Set the following entries down again exactly, line by line.

[Source data]
* * *

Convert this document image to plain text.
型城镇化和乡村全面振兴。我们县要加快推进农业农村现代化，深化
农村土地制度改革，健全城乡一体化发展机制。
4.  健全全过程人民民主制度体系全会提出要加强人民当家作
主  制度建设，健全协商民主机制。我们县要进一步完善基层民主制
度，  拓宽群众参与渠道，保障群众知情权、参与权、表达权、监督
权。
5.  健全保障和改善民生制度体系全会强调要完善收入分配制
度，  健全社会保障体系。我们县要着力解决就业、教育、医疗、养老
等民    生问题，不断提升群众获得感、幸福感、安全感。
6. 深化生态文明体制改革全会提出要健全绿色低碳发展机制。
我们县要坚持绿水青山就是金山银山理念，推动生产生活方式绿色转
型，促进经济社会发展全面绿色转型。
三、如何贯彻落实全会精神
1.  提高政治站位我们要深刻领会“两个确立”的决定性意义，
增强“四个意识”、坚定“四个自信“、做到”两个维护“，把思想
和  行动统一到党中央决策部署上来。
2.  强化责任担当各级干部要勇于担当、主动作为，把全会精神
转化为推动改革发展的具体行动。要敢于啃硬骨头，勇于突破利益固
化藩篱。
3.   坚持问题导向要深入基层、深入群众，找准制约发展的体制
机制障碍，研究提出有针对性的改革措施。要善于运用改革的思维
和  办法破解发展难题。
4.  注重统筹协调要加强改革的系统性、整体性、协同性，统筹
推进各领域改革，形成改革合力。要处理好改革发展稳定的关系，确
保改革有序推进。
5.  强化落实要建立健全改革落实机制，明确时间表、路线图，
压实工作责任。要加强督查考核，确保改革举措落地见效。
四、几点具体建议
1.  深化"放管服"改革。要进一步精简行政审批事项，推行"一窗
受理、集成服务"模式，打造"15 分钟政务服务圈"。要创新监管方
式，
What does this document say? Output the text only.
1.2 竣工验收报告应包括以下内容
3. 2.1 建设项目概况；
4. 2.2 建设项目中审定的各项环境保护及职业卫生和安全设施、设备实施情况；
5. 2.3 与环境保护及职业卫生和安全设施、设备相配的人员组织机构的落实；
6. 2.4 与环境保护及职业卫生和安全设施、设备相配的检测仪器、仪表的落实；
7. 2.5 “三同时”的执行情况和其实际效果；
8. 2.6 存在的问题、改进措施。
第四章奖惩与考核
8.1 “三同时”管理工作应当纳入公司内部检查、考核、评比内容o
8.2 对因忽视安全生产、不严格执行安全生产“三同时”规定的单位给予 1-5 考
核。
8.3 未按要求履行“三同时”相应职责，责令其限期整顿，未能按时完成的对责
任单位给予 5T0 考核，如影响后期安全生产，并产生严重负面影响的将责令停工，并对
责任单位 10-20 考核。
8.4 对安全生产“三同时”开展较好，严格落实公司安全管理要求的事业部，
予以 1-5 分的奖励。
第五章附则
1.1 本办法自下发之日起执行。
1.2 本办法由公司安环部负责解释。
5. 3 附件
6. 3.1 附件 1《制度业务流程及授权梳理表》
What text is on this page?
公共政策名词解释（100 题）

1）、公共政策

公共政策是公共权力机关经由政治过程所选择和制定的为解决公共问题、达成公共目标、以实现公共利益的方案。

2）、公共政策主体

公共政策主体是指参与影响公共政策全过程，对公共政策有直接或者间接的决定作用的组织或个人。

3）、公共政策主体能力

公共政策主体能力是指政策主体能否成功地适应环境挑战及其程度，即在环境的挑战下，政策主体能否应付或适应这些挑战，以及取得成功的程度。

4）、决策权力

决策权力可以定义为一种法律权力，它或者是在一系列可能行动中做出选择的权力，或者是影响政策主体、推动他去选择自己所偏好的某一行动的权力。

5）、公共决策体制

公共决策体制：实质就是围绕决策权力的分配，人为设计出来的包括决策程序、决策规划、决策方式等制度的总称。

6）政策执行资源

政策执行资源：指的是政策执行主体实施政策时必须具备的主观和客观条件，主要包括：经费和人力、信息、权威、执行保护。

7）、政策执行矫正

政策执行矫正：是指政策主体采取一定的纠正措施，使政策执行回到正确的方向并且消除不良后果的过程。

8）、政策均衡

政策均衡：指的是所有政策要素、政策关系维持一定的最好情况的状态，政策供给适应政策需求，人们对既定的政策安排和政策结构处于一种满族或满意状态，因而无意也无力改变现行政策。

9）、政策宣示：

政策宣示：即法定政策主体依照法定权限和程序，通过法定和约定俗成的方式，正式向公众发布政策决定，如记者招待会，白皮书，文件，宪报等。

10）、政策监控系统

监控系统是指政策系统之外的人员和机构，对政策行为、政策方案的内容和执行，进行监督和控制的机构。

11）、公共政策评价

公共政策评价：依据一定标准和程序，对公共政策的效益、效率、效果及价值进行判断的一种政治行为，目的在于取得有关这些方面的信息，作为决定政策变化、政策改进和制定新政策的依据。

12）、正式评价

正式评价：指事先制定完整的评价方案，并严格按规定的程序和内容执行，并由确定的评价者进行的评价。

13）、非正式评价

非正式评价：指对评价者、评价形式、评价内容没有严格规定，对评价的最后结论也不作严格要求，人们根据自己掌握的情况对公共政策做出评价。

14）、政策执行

* * *

#### The reply
Convert this document image to plain text.
型城镇化和乡村全面振兴。我们县要加快推进农业农村现代化，深化
农村土地制度改革，健全城乡一体化发展机制。
4.  健全全过程人民民主制度体系全会提出要加强人民当家作
主  制度建设，健全协商民主机制。我们县要进一步完善基层民主制
度，  拓宽群众参与渠道，保障群众知情权、参与权、表达权、监督
权。
5.  健全保障和改善民生制度体系全会强调要完善收入分配制
度，  健全社会保障体系。我们县要着力解决就业、教育、医疗、养老
等民    生问题，不断提升群众获得感、幸福感、安全感。
6. 深化生态文明体制改革全会提出要健全绿色低碳发展机制。
我们县要坚持绿水青山就是金山银山理念，推动生产生活方式绿色转
型，促进经济社会发展全面绿色转型。
三、如何贯彻落实全会精神
1.  提高政治站位我们要深刻领会“两个确立”的决定性意义，
增强“四个意识”、坚定“四个自信“、做到”两个维护“，把思想
和  行动统一到党中央决策部署上来。
2.  强化责任担当各级干部要勇于担当、主动作为，把全会精神
转化为推动改革发展的具体行动。要敢于啃硬骨头，勇于突破利益固
化藩篱。
3.   坚持问题导向要深入基层、深入群众，找准制约发展的体制
机制障碍，研究提出有针对性的改革措施。要善于运用改革的思维
和  办法破解发展难题。
4.  注重统筹协调要加强改革的系统性、整体性、协同性，统筹
推进各领域改革，形成改革合力。要处理好改革发展稳定的关系，确
保改革有序推进。
5.  强化落实要建立健全改革落实机制，明确时间表、路线图，
压实工作责任。要加强督查考核，确保改革举措落地见效。
四、几点具体建议
1.  深化"放管服"改革。要进一步精简行政审批事项，推行"一窗
受理、集成服务"模式，打造"15 分钟政务服务圈"。要创新监管方
式，
What does this document say? Output the text only.
1.2 竣工验收报告应包括以下内容
3. 2.1 建设项目概况；
4. 2.2 建设项目中审定的各项环境保护及职业卫生和安全设施、设备实施情况；
5. 2.3 与环境保护及职业卫生和安全设施、设备相配的人员组织机构的落实；
6. 2.4 与环境保护及职业卫生和安全设施、设备相配的检测仪器、仪表的落实；
7. 2.5 “三同时”的执行情况和其实际效果；
8. 2.6 存在的问题、改进措施。
第四章奖惩与考核
8.1 “三同时”管理工作应当纳入公司内部检查、考核、评比内容o
8.2 对因忽视安全生产、不严格执行安全生产“三同时”规定的单位给予 1-5 考
核。
8.3 未按要求履行“三同时”相应职责，责令其限期整顿，未能按时完成的对责
任单位给予 5T0 考核，如影响后期安全生产，并产生严重负面影响的将责令停工，并对
责任单位 10-20 考核。
8.4 对安全生产“三同时”开展较好，严格落实公司安全管理要求的事业部，
予以 1-5 分的奖励。
第五章附则
1.1 本办法自下发之日起执行。
1.2 本办法由公司安环部负责解释。
5. 3 附件
6. 3.1 附件 1《制度业务流程及授权梳理表》
What text is on this page?
公共政策名词解释（100 题）

1）、公共政策

公共政策是公共权力机关经由政治过程所选择和制定的为解决公共问题、达成公共目标、以实现公共利益的方案。

2）、公共政策主体

公共政策主体是指参与影响公共政策全过程，对公共政策有直接或者间接的决定作用的组织或个人。

3）、公共政策主体能力

公共政策主体能力是指政策主体能否成功地适应环境挑战及其程度，即在环境的挑战下，政策主体能否应付或适应这些挑战，以及取得成功的程度。

4）、决策权力

决策权力可以定义为一种法律权力，它或者是在一系列可能行动中做出选择的权力，或者是影响政策主体、推动他去选择自己所偏好的某一行动的权力。

5）、公共决策体制

公共决策体制：实质就是围绕决策权力的分配，人为设计出来的包括决策程序、决策规划、决策方式等制度的总称。

6）政策执行资源

政策执行资源：指的是政策执行主体实施政策时必须具备的主观和客观条件，主要包括：经费和人力、信息、权威、执行保护。

7）、政策执行矫正

政策执行矫正：是指政策主体采取一定的纠正措施，使政策执行回到正确的方向并且消除不良后果的过程。

8）、政策均衡

政策均衡：指的是所有政策要素、政策关系维持一定的最好情况的状态，政策供给适应政策需求，人们对既定的政策安排和政策结构处于一种满族或满意状态，因而无意也无力改变现行政策。

9）、政策宣示：

政策宣示：即法定政策主体依照法定权限和程序，通过法定和约定俗成的方式，正式向公众发布政策决定，如记者招待会，白皮书，文件，宪报等。

10）、政策监控系统

监控系统是指政策系统之外的人员和机构，对政策行为、政策方案的内容和执行，进行监督和控制的机构。

11）、公共政策评价

公共政策评价：依据一定标准和程序，对公共政策的效益、效率、效果及价值进行判断的一种政治行为，目的在于取得有关这些方面的信息，作为决定政策变化、政策改进和制定新政策的依据。

12）、正式评价

正式评价：指事先制定完整的评价方案，并严格按规定的程序和内容执行，并由确定的评价者进行的评价。

13）、非正式评价

非正式评价：指对评价者、评价形式、评价内容没有严格规定，对评价的最后结论也不作严格要求，人们根据自己掌握的情况对公共政策做出评价。

14）、政策执行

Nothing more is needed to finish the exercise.